[Excerpted records]
.....

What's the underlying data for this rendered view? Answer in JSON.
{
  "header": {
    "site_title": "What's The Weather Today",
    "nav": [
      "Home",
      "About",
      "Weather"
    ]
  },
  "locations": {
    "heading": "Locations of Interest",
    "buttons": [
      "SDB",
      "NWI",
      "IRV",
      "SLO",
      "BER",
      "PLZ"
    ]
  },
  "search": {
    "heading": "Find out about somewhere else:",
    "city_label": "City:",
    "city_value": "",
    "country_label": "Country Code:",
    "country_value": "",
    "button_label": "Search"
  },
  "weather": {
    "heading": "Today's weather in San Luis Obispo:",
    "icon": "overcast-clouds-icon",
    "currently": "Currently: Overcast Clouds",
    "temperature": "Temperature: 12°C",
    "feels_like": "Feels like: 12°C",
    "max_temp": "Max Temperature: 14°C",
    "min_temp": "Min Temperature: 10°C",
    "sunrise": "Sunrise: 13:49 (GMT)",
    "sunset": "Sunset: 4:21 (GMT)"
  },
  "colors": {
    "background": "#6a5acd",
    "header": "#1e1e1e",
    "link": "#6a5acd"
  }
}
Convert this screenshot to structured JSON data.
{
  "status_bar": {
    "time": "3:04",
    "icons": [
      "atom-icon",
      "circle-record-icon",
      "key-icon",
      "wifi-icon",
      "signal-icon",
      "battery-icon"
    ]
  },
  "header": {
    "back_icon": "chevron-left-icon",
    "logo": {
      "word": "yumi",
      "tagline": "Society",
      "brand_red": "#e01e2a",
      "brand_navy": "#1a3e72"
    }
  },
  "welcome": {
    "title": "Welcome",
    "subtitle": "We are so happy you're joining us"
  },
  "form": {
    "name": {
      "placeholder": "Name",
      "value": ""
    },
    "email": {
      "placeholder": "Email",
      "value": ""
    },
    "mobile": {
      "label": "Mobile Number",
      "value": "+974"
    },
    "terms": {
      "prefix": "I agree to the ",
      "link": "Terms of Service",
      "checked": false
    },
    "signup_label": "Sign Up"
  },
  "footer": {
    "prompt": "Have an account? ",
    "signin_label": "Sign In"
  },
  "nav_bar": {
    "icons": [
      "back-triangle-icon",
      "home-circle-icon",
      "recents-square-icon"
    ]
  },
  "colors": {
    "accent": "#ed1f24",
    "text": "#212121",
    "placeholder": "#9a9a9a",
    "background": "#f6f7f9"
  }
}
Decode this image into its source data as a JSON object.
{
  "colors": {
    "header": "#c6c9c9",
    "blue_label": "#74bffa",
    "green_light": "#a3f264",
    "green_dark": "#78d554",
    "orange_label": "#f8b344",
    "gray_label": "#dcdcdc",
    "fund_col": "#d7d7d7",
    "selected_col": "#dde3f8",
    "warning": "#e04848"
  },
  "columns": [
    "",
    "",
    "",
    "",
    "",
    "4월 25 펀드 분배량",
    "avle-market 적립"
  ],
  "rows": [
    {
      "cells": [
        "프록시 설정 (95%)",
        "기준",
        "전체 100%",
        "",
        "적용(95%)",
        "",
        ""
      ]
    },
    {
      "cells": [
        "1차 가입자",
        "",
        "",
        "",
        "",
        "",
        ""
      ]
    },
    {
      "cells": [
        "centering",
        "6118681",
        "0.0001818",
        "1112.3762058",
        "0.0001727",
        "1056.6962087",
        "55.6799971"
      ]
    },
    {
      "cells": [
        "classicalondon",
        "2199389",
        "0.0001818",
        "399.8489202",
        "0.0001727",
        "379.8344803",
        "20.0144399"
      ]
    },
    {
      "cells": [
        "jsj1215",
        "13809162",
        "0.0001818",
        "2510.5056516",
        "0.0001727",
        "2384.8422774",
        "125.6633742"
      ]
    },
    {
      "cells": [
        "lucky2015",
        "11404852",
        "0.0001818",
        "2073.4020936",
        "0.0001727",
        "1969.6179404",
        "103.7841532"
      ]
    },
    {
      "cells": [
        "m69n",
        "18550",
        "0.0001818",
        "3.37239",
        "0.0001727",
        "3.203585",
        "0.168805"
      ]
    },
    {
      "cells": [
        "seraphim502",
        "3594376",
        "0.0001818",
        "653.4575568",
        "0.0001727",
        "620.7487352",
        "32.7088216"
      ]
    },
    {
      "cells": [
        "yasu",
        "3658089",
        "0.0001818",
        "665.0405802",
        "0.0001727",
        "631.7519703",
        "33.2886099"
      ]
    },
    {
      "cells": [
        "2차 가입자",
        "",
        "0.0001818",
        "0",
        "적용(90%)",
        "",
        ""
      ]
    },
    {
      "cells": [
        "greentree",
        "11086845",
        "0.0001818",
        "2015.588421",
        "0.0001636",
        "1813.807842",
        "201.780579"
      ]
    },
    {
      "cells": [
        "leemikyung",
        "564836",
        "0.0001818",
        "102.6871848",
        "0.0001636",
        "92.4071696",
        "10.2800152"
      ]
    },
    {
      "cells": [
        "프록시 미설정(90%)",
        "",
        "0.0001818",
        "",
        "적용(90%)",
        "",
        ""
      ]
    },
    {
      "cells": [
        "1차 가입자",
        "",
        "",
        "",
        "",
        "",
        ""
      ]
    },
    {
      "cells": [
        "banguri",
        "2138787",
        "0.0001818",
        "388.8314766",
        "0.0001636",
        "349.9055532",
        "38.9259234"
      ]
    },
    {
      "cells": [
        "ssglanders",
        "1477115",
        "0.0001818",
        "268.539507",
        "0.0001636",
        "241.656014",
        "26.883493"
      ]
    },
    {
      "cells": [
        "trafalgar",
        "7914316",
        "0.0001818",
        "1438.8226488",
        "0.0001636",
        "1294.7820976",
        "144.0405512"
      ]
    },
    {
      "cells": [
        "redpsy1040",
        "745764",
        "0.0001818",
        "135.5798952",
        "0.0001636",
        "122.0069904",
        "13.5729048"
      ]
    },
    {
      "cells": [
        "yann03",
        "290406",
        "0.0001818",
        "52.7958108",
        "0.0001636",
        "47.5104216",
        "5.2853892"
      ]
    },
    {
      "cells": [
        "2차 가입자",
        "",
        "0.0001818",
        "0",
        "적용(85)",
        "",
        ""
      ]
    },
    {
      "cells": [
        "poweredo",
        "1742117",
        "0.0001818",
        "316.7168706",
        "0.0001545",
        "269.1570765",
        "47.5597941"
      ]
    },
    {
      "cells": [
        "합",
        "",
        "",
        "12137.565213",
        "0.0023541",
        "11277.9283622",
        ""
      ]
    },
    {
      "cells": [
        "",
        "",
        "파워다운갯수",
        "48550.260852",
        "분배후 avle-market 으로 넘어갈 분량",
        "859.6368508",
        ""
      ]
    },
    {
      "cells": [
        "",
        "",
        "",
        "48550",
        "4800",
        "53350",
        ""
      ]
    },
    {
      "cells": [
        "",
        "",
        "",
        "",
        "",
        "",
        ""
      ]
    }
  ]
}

.....

[Written instruction]
Write out the listing once more, matching it exactly.

[Written response]
What's the underlying data for this rendered view? Answer in JSON.
{
  "header": {
    "site_title": "What's The Weather Today",
    "nav": [
      "Home",
      "About",
      "Weather"
    ]
  },
  "locations": {
    "heading": "Locations of Interest",
    "buttons": [
      "SDB",
      "NWI",
      "IRV",
      "SLO",
      "BER",
      "PLZ"
    ]
  },
  "search": {
    "heading": "Find out about somewhere else:",
    "city_label": "City:",
    "city_value": "",
    "country_label": "Country Code:",
    "country_value": "",
    "button_label": "Search"
  },
  "weather": {
    "heading": "Today's weather in San Luis Obispo:",
    "icon": "overcast-clouds-icon",
    "currently": "Currently: Overcast Clouds",
    "temperature": "Temperature: 12°C",
    "feels_like": "Feels like: 12°C",
    "max_temp": "Max Temperature: 14°C",
    "min_temp": "Min Temperature: 10°C",
    "sunrise": "Sunrise: 13:49 (GMT)",
    "sunset": "Sunset: 4:21 (GMT)"
  },
  "colors": {
    "background": "#6a5acd",
    "header": "#1e1e1e",
    "link": "#6a5acd"
  }
}
Convert this screenshot to structured JSON data.
{
  "status_bar": {
    "time": "3:04",
    "icons": [
      "atom-icon",
      "circle-record-icon",
      "key-icon",
      "wifi-icon",
      "signal-icon",
      "battery-icon"
    ]
  },
  "header": {
    "back_icon": "chevron-left-icon",
    "logo": {
      "word": "yumi",
      "tagline": "Society",
      "brand_red": "#e01e2a",
      "brand_navy": "#1a3e72"
    }
  },
  "welcome": {
    "title": "Welcome",
    "subtitle": "We are so happy you're joining us"
  },
  "form": {
    "name": {
      "placeholder": "Name",
      "value": ""
    },
    "email": {
      "placeholder": "Email",
      "value": ""
    },
    "mobile": {
      "label": "Mobile Number",
      "value": "+974"
    },
    "terms": {
      "prefix": "I agree to the ",
      "link": "Terms of Service",
      "checked": false
    },
    "signup_label": "Sign Up"
  },
  "footer": {
    "prompt": "Have an account? ",
    "signin_label": "Sign In"
  },
  "nav_bar": {
    "icons": [
      "back-triangle-icon",
      "home-circle-icon",
      "recents-square-icon"
    ]
  },
  "colors": {
    "accent": "#ed1f24",
    "text": "#212121",
    "placeholder": "#9a9a9a",
    "background": "#f6f7f9"
  }
}
Decode this image into its source data as a JSON object.
{
  "colors": {
    "header": "#c6c9c9",
    "blue_label": "#74bffa",
    "green_light": "#a3f264",
    "green_dark": "#78d554",
    "orange_label": "#f8b344",
    "gray_label": "#dcdcdc",
    "fund_col": "#d7d7d7",
    "selected_col": "#dde3f8",
    "warning": "#e04848"
  },
  "columns": [
    "",
    "",
    "",
    "",
    "",
    "4월 25 펀드 분배량",
    "avle-market 적립"
  ],
  "rows": [
    {
      "cells": [
        "프록시 설정 (95%)",
        "기준",
        "전체 100%",
        "",
        "적용(95%)",
        "",
        ""
      ]
    },
    {
      "cells": [
        "1차 가입자",
        "",
        "",
        "",
        "",
        "",
        ""
      ]
    },
    {
      "cells": [
        "centering",
        "6118681",
        "0.0001818",
        "1112.3762058",
        "0.0001727",
        "1056.6962087",
        "55.6799971"
      ]
    },
    {
      "cells": [
        "classicalondon",
        "2199389",
        "0.0001818",
        "399.8489202",
        "0.0001727",
        "379.8344803",
        "20.0144399"
      ]
    },
    {
      "cells": [
        "jsj1215",
        "13809162",
        "0.0001818",
        "2510.5056516",
        "0.0001727",
        "2384.8422774",
        "125.6633742"
      ]
    },
    {
      "cells": [
        "lucky2015",
        "11404852",
        "0.0001818",
        "2073.4020936",
        "0.0001727",
        "1969.6179404",
        "103.7841532"
      ]
    },
    {
      "cells": [
        "m69n",
        "18550",
        "0.0001818",
        "3.37239",
        "0.0001727",
        "3.203585",
        "0.168805"
      ]
    },
    {
      "cells": [
        "seraphim502",
        "3594376",
        "0.0001818",
        "653.4575568",
        "0.0001727",
        "620.7487352",
        "32.7088216"
      ]
    },
    {
      "cells": [
        "yasu",
        "3658089",
        "0.0001818",
        "665.0405802",
        "0.0001727",
        "631.7519703",
        "33.2886099"
      ]
    },
    {
      "cells": [
        "2차 가입자",
        "",
        "0.0001818",
        "0",
        "적용(90%)",
        "",
        ""
      ]
    },
    {
      "cells": [
        "greentree",
        "11086845",
        "0.0001818",
        "2015.588421",
        "0.0001636",
        "1813.807842",
        "201.780579"
      ]
    },
    {
      "cells": [
        "leemikyung",
        "564836",
        "0.0001818",
        "102.6871848",
        "0.0001636",
        "92.4071696",
        "10.2800152"
      ]
    },
    {
      "cells": [
        "프록시 미설정(90%)",
        "",
        "0.0001818",
        "",
        "적용(90%)",
        "",
        ""
      ]
    },
    {
      "cells": [
        "1차 가입자",
        "",
        "",
        "",
        "",
        "",
        ""
      ]
    },
    {
      "cells": [
        "banguri",
        "2138787",
        "0.0001818",
        "388.8314766",
        "0.0001636",
        "349.9055532",
        "38.9259234"
      ]
    },
    {
      "cells": [
        "ssglanders",
        "1477115",
        "0.0001818",
        "268.539507",
        "0.0001636",
        "241.656014",
        "26.883493"
      ]
    },
    {
      "cells": [
        "trafalgar",
        "7914316",
        "0.0001818",
        "1438.8226488",
        "0.0001636",
        "1294.7820976",
        "144.0405512"
      ]
    },
    {
      "cells": [
        "redpsy1040",
        "745764",
        "0.0001818",
        "135.5798952",
        "0.0001636",
        "122.0069904",
        "13.5729048"
      ]
    },
    {
      "cells": [
        "yann03",
        "290406",
        "0.0001818",
        "52.7958108",
        "0.0001636",
        "47.5104216",
        "5.2853892"
      ]
    },
    {
      "cells": [
        "2차 가입자",
        "",
        "0.0001818",
        "0",
        "적용(85)",
        "",
        ""
      ]
    },
    {
      "cells": [
        "poweredo",
        "1742117",
        "0.0001818",
        "316.7168706",
        "0.0001545",
        "269.1570765",
        "47.5597941"
      ]
    },
    {
      "cells": [
        "합",
        "",
        "",
        "12137.565213",
        "0.0023541",
        "11277.9283622",
        ""
      ]
    },
    {
      "cells": [
        "",
        "",
        "파워다운갯수",
        "48550.260852",
        "분배후 avle-market 으로 넘어갈 분량",
        "859.6368508",
        ""
      ]
    },
    {
      "cells": [
        "",
        "",
        "",
        "48550",
        "4800",
        "53350",
        ""
      ]
    },
    {
      "cells": [
        "",
        "",
        "",
        "",
        "",
        "",
        ""
      ]
    }
  ]
}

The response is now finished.